(Written exercise):
Retype the whole listing, please, keeping every line exact and dropping the pictures.

(Given data):
============================================================

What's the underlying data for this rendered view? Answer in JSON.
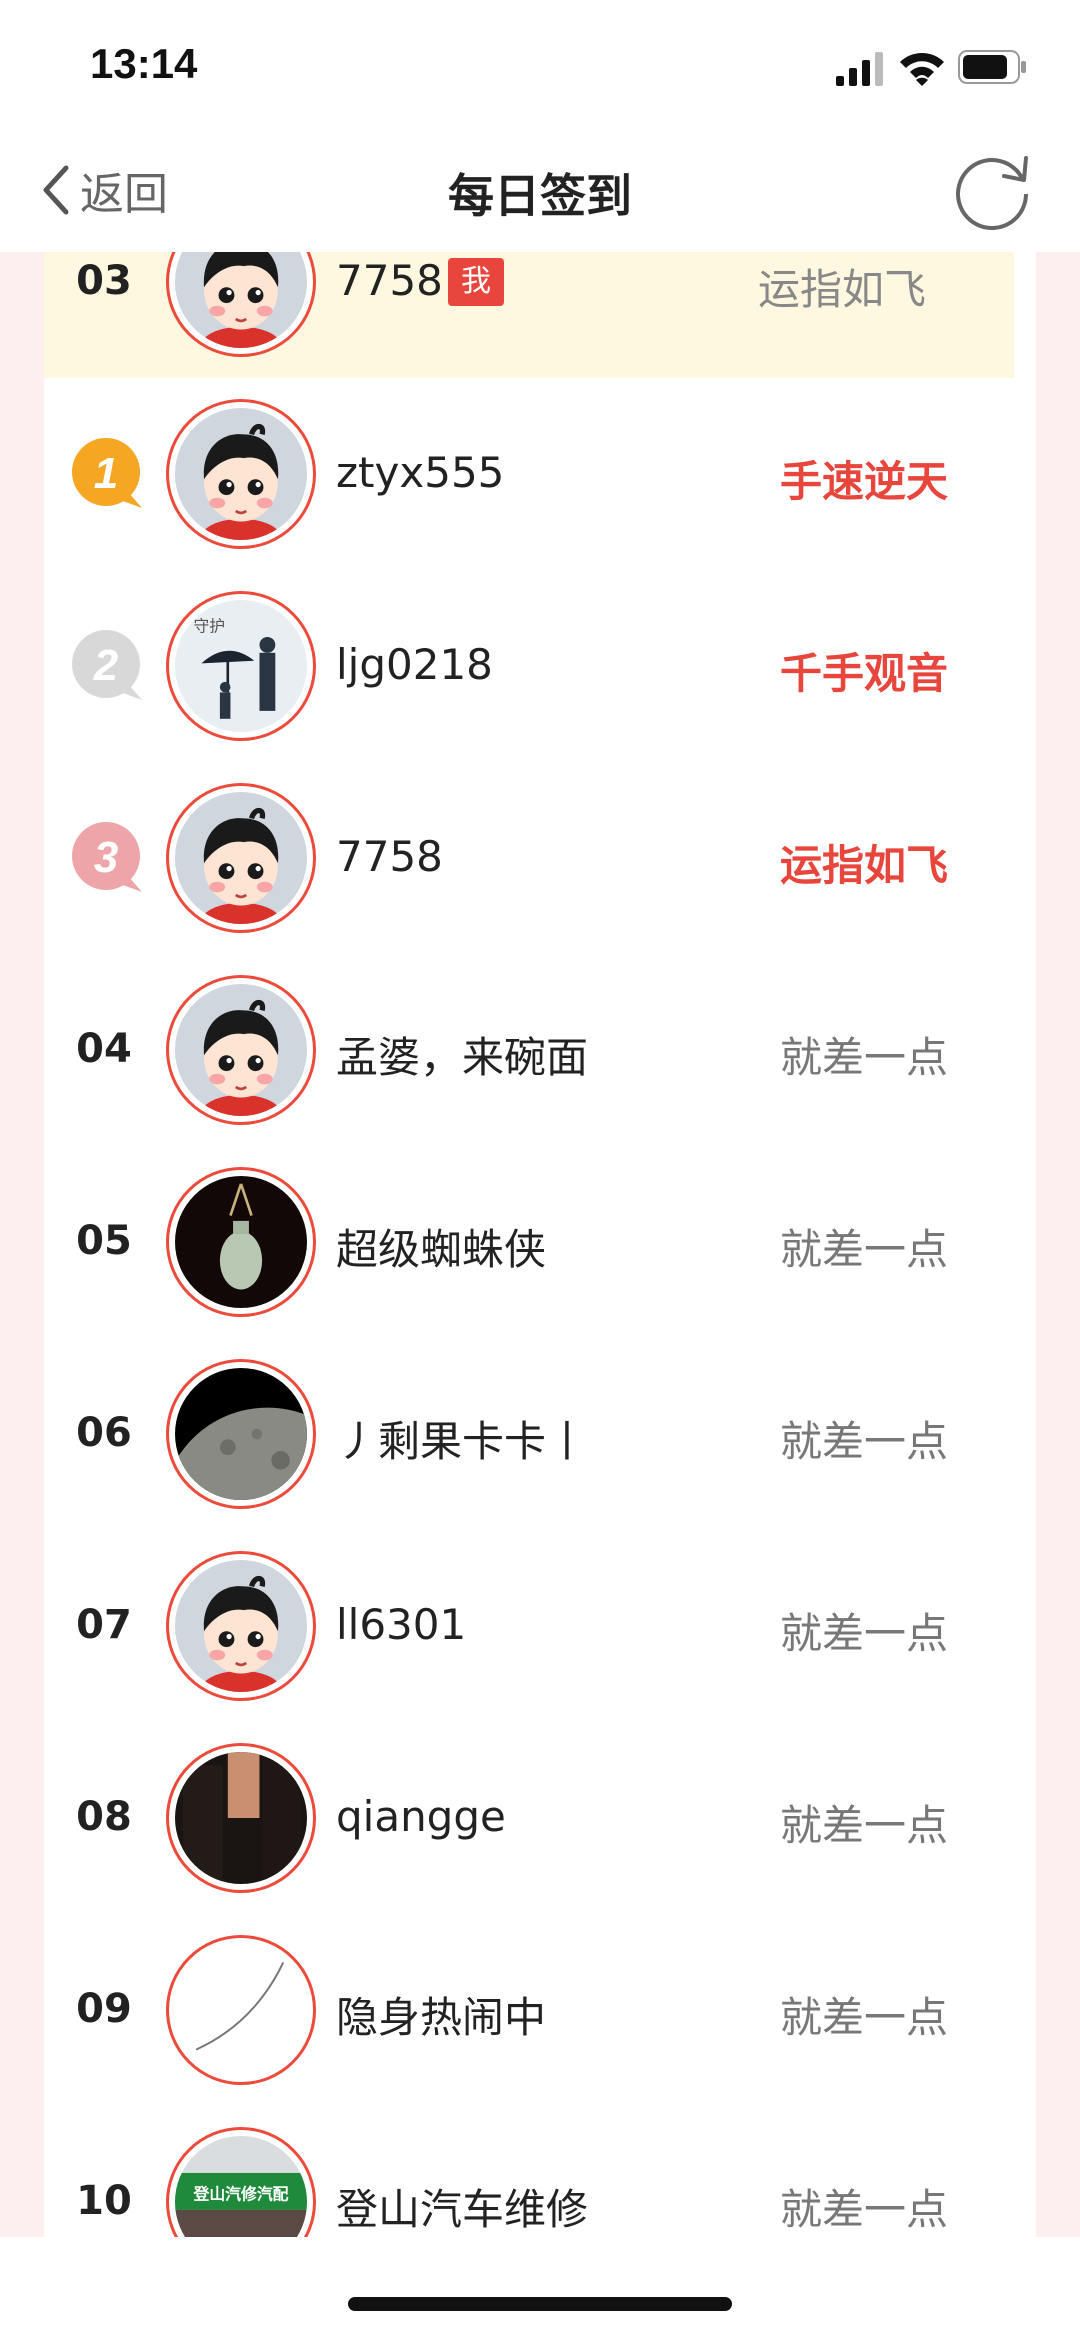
{
  "status_bar": {
    "time": "13:14"
  },
  "nav": {
    "back_label": "返回",
    "title": "每日签到"
  },
  "icons": {
    "back": "chevron-left-icon",
    "refresh": "refresh-icon",
    "signal": "signal-icon",
    "wifi": "wifi-icon",
    "battery": "battery-icon"
  },
  "colors": {
    "accent_red": "#e8453c",
    "page_bg": "#fdeef0",
    "highlight_row": "#fff8e1",
    "gold": "#f5a623"
  },
  "me_row": {
    "rank": "03",
    "username": "7758",
    "badge": "我",
    "title": "运指如飞"
  },
  "rows": [
    {
      "rank": "1",
      "username": "ztyx555",
      "title": "手速逆天"
    },
    {
      "rank": "2",
      "username": "ljg0218",
      "title": "千手观音"
    },
    {
      "rank": "3",
      "username": "7758",
      "title": "运指如飞"
    },
    {
      "rank": "04",
      "username": "孟婆，来碗面",
      "title": "就差一点"
    },
    {
      "rank": "05",
      "username": "超级蜘蛛侠",
      "title": "就差一点"
    },
    {
      "rank": "06",
      "username": "丿剩果卡卡丨",
      "title": "就差一点"
    },
    {
      "rank": "07",
      "username": "ll6301",
      "title": "就差一点"
    },
    {
      "rank": "08",
      "username": "qiangge",
      "title": "就差一点"
    },
    {
      "rank": "09",
      "username": "隐身热闹中",
      "title": "就差一点"
    },
    {
      "rank": "10",
      "username": "登山汽车维修",
      "title": "就差一点"
    }
  ],
  "avatar_sign_text": "登山汽修汽配"
}
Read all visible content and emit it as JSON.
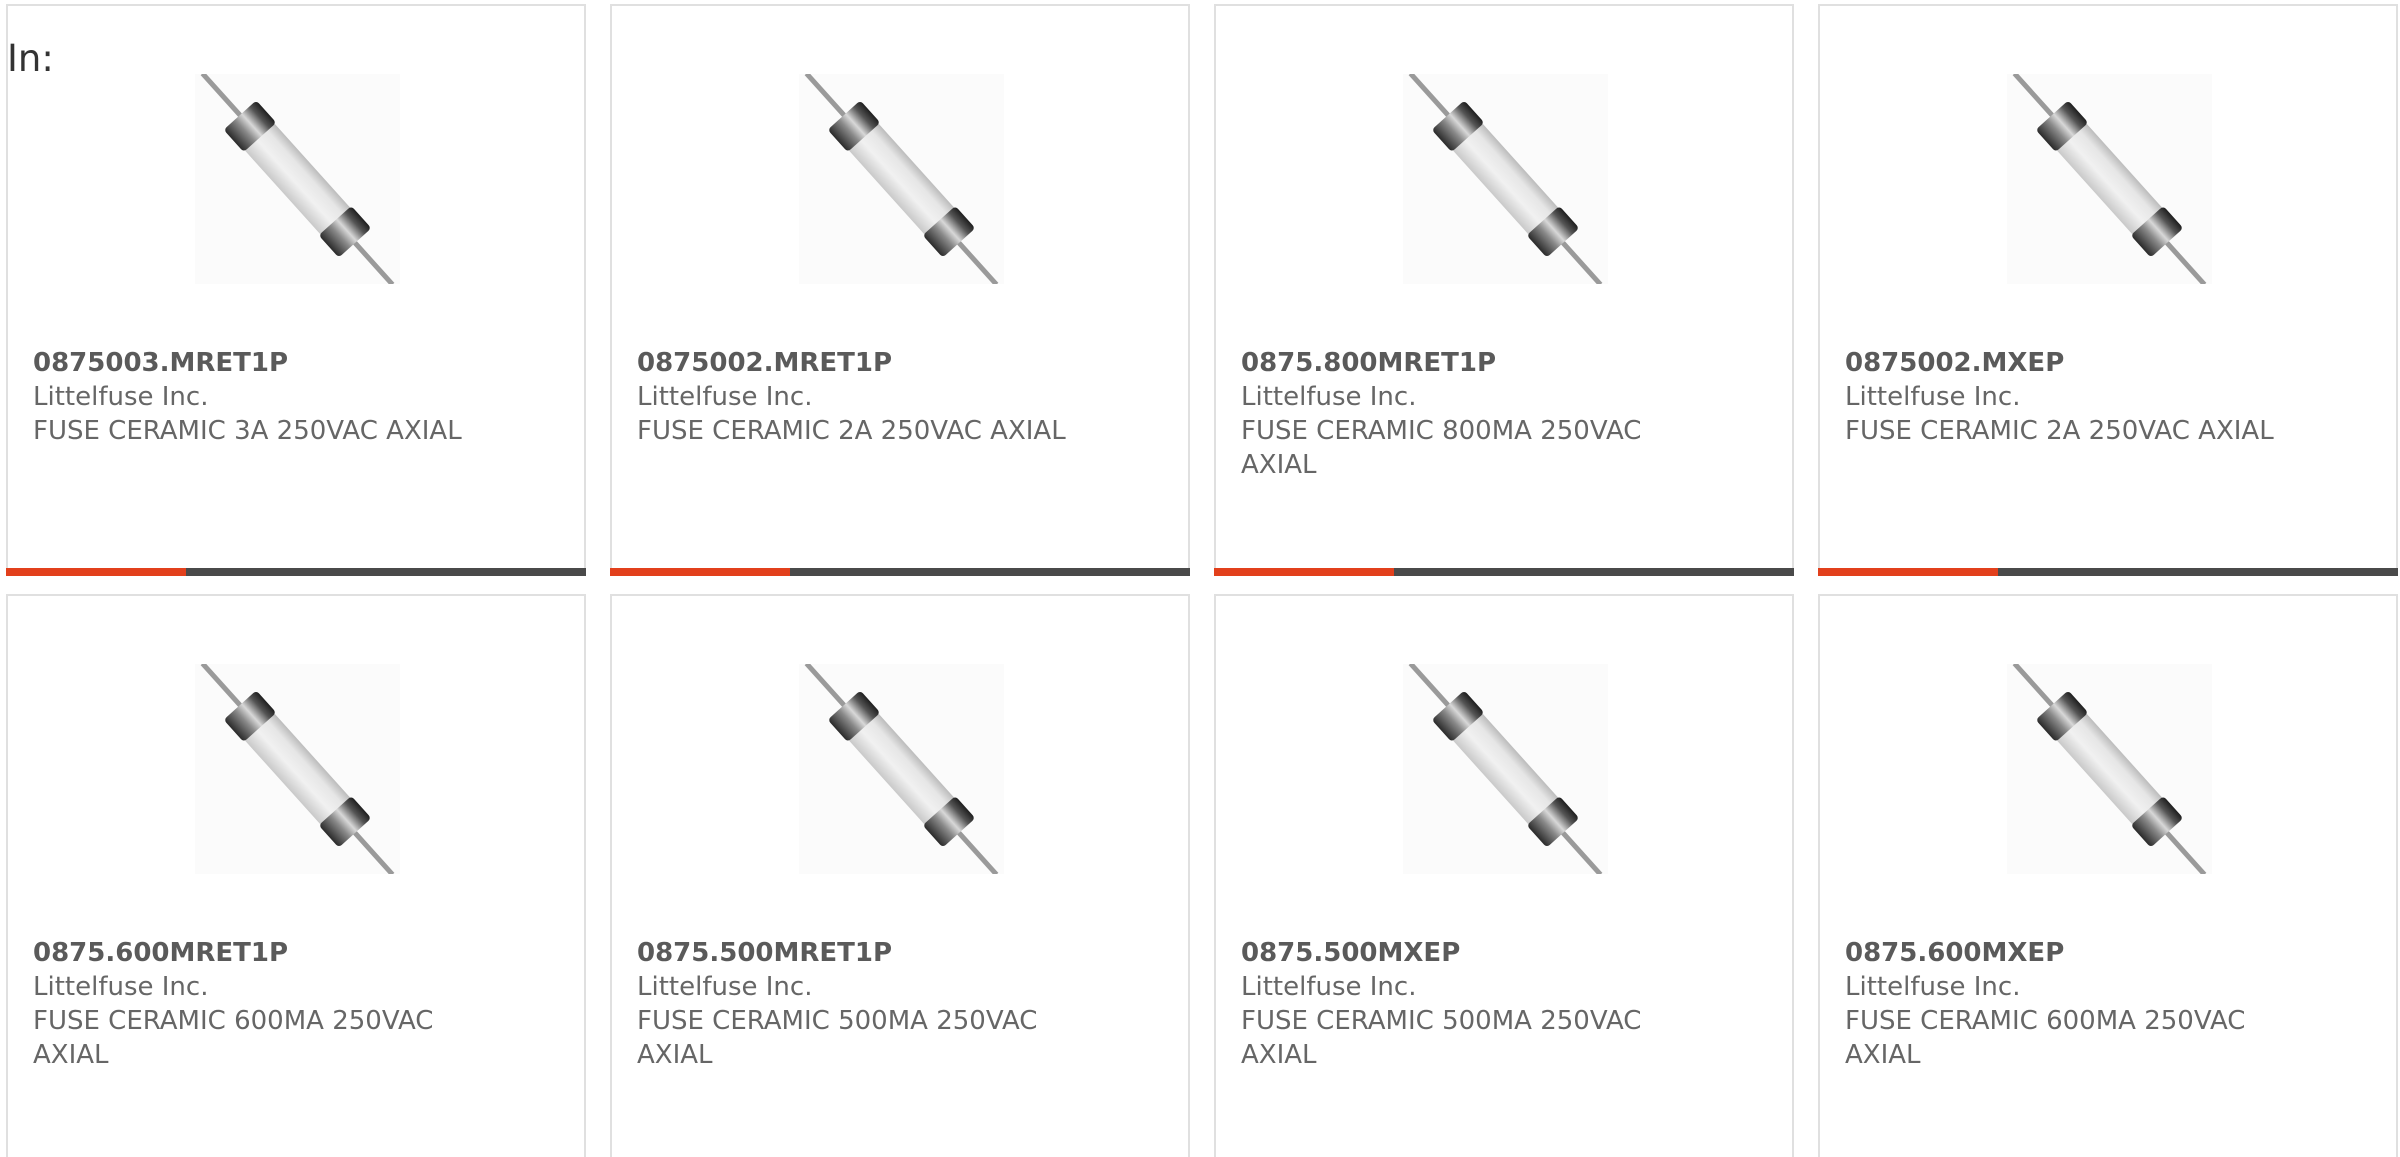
{
  "header": {
    "in_label": "In:"
  },
  "colors": {
    "accent": "#e2401c",
    "bar_track": "#4a4a4a",
    "text": "#666666",
    "border": "#e0e0e0"
  },
  "products": [
    {
      "part": "0875003.MRET1P",
      "manufacturer": "Littelfuse Inc.",
      "description": "FUSE CERAMIC 3A 250VAC AXIAL",
      "icon": "axial-fuse-image",
      "progress": 0.31
    },
    {
      "part": "0875002.MRET1P",
      "manufacturer": "Littelfuse Inc.",
      "description": "FUSE CERAMIC 2A 250VAC AXIAL",
      "icon": "axial-fuse-image",
      "progress": 0.31
    },
    {
      "part": "0875.800MRET1P",
      "manufacturer": "Littelfuse Inc.",
      "description": "FUSE CERAMIC 800MA 250VAC AXIAL",
      "icon": "axial-fuse-image",
      "progress": 0.31
    },
    {
      "part": "0875002.MXEP",
      "manufacturer": "Littelfuse Inc.",
      "description": "FUSE CERAMIC 2A 250VAC AXIAL",
      "icon": "axial-fuse-image",
      "progress": 0.31
    },
    {
      "part": "0875.600MRET1P",
      "manufacturer": "Littelfuse Inc.",
      "description": "FUSE CERAMIC 600MA 250VAC AXIAL",
      "icon": "axial-fuse-image",
      "progress": null
    },
    {
      "part": "0875.500MRET1P",
      "manufacturer": "Littelfuse Inc.",
      "description": "FUSE CERAMIC 500MA 250VAC AXIAL",
      "icon": "axial-fuse-image",
      "progress": null
    },
    {
      "part": "0875.500MXEP",
      "manufacturer": "Littelfuse Inc.",
      "description": "FUSE CERAMIC 500MA 250VAC AXIAL",
      "icon": "axial-fuse-image",
      "progress": null
    },
    {
      "part": "0875.600MXEP",
      "manufacturer": "Littelfuse Inc.",
      "description": "FUSE CERAMIC 600MA 250VAC AXIAL",
      "icon": "axial-fuse-image",
      "progress": null
    }
  ]
}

============================================================

(Task response):
What's the underlying data for this rendered view? Answer in JSON.
{
  "status_bar": {
    "time": "13:14"
  },
  "nav": {
    "back_label": "返回",
    "title": "每日签到"
  },
  "icons": {
    "back": "chevron-left-icon",
    "refresh": "refresh-icon",
    "signal": "signal-icon",
    "wifi": "wifi-icon",
    "battery": "battery-icon"
  },
  "colors": {
    "accent_red": "#e8453c",
    "page_bg": "#fdeef0",
    "highlight_row": "#fff8e1",
    "gold": "#f5a623"
  },
  "me_row": {
    "rank": "03",
    "username": "7758",
    "badge": "我",
    "title": "运指如飞"
  },
  "rows": [
    {
      "rank": "1",
      "username": "ztyx555",
      "title": "手速逆天"
    },
    {
      "rank": "2",
      "username": "ljg0218",
      "title": "千手观音"
    },
    {
      "rank": "3",
      "username": "7758",
      "title": "运指如飞"
    },
    {
      "rank": "04",
      "username": "孟婆，来碗面",
      "title": "就差一点"
    },
    {
      "rank": "05",
      "username": "超级蜘蛛侠",
      "title": "就差一点"
    },
    {
      "rank": "06",
      "username": "丿剩果卡卡丨",
      "title": "就差一点"
    },
    {
      "rank": "07",
      "username": "ll6301",
      "title": "就差一点"
    },
    {
      "rank": "08",
      "username": "qiangge",
      "title": "就差一点"
    },
    {
      "rank": "09",
      "username": "隐身热闹中",
      "title": "就差一点"
    },
    {
      "rank": "10",
      "username": "登山汽车维修",
      "title": "就差一点"
    }
  ],
  "avatar_sign_text": "登山汽修汽配"
}
Read all visible content and emit it as JSON.
{
  "header": {
    "in_label": "In:"
  },
  "colors": {
    "accent": "#e2401c",
    "bar_track": "#4a4a4a",
    "text": "#666666",
    "border": "#e0e0e0"
  },
  "products": [
    {
      "part": "0875003.MRET1P",
      "manufacturer": "Littelfuse Inc.",
      "description": "FUSE CERAMIC 3A 250VAC AXIAL",
      "icon": "axial-fuse-image",
      "progress": 0.31
    },
    {
      "part": "0875002.MRET1P",
      "manufacturer": "Littelfuse Inc.",
      "description": "FUSE CERAMIC 2A 250VAC AXIAL",
      "icon": "axial-fuse-image",
      "progress": 0.31
    },
    {
      "part": "0875.800MRET1P",
      "manufacturer": "Littelfuse Inc.",
      "description": "FUSE CERAMIC 800MA 250VAC AXIAL",
      "icon": "axial-fuse-image",
      "progress": 0.31
    },
    {
      "part": "0875002.MXEP",
      "manufacturer": "Littelfuse Inc.",
      "description": "FUSE CERAMIC 2A 250VAC AXIAL",
      "icon": "axial-fuse-image",
      "progress": 0.31
    },
    {
      "part": "0875.600MRET1P",
      "manufacturer": "Littelfuse Inc.",
      "description": "FUSE CERAMIC 600MA 250VAC AXIAL",
      "icon": "axial-fuse-image",
      "progress": null
    },
    {
      "part": "0875.500MRET1P",
      "manufacturer": "Littelfuse Inc.",
      "description": "FUSE CERAMIC 500MA 250VAC AXIAL",
      "icon": "axial-fuse-image",
      "progress": null
    },
    {
      "part": "0875.500MXEP",
      "manufacturer": "Littelfuse Inc.",
      "description": "FUSE CERAMIC 500MA 250VAC AXIAL",
      "icon": "axial-fuse-image",
      "progress": null
    },
    {
      "part": "0875.600MXEP",
      "manufacturer": "Littelfuse Inc.",
      "description": "FUSE CERAMIC 600MA 250VAC AXIAL",
      "icon": "axial-fuse-image",
      "progress": null
    }
  ]
}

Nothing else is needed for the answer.